Short task: Take each line containing "Handbremse" and report it exactly as written.

Given entries:
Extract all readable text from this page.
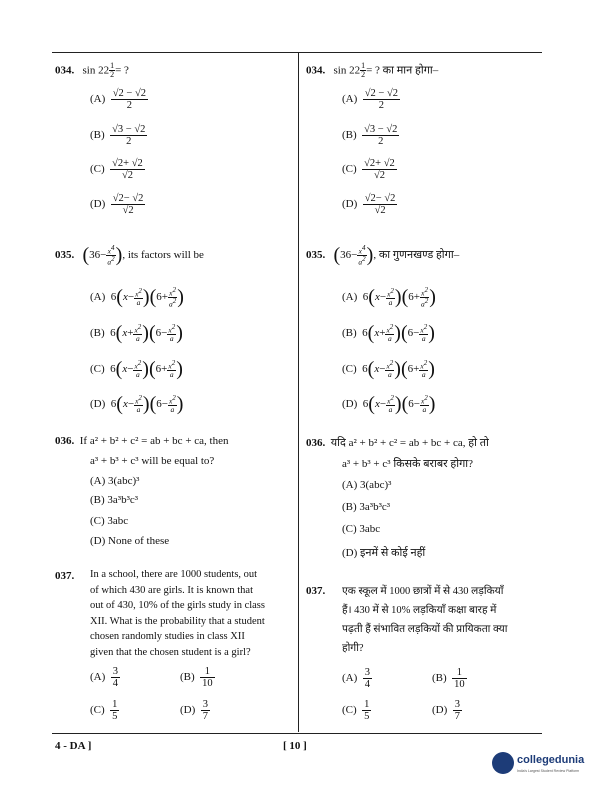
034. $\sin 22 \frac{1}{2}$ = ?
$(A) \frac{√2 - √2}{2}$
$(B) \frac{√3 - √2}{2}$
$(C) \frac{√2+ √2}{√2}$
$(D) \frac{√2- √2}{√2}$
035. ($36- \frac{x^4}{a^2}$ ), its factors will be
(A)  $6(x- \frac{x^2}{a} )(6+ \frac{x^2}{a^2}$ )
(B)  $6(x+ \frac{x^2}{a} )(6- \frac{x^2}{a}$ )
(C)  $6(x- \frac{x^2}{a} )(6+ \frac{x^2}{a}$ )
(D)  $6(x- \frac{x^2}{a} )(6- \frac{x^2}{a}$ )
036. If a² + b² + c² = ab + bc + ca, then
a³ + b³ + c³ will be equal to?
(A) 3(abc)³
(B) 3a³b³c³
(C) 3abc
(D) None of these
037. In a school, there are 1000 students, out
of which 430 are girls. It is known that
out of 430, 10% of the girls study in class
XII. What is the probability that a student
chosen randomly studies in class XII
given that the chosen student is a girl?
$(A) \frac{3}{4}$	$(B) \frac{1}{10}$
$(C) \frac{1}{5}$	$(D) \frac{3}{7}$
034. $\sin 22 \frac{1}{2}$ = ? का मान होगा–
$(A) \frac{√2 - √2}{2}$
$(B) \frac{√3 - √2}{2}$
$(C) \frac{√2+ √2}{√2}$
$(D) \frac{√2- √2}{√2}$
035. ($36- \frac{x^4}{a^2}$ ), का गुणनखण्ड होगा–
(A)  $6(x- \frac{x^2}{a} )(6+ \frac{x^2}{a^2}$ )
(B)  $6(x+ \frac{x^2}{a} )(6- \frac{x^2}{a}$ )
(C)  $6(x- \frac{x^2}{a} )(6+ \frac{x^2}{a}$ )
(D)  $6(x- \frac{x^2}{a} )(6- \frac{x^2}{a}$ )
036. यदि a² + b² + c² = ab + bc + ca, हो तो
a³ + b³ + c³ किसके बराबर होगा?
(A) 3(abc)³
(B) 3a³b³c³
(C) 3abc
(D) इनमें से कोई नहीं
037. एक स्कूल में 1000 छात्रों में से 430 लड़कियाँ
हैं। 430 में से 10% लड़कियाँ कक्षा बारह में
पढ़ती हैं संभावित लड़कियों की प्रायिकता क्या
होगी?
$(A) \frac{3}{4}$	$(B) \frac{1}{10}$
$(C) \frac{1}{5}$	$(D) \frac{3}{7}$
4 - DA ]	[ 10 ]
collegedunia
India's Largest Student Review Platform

--

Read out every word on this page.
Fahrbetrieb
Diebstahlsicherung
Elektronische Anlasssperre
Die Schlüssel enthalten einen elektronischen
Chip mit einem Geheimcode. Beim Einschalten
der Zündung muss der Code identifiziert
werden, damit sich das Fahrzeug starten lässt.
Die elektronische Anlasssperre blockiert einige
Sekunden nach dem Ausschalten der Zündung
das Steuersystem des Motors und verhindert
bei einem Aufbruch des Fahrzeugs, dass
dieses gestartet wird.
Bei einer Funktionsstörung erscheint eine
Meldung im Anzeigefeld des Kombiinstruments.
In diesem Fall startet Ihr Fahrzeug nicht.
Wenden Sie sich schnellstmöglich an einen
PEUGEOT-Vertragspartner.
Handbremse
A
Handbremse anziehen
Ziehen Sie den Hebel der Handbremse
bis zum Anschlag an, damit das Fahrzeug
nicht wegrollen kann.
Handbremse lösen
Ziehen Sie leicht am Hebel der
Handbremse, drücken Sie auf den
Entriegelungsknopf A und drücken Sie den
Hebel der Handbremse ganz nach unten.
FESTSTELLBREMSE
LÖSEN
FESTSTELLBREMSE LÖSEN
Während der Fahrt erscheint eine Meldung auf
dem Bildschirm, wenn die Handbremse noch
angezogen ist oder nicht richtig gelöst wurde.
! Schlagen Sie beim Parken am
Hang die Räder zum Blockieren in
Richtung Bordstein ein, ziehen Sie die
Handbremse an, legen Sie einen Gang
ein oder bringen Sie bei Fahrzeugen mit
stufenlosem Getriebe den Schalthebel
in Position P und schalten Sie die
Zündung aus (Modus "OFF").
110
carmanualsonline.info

Answer below:
Handbremse
Handbremse anziehen
Ziehen Sie den Hebel der Handbremse
Handbremse lösen
Handbremse, drücken Sie auf den
Hebel der Handbremse ganz nach unten.
dem Bildschirm, wenn die Handbremse noch
Handbremse an, legen Sie einen Gang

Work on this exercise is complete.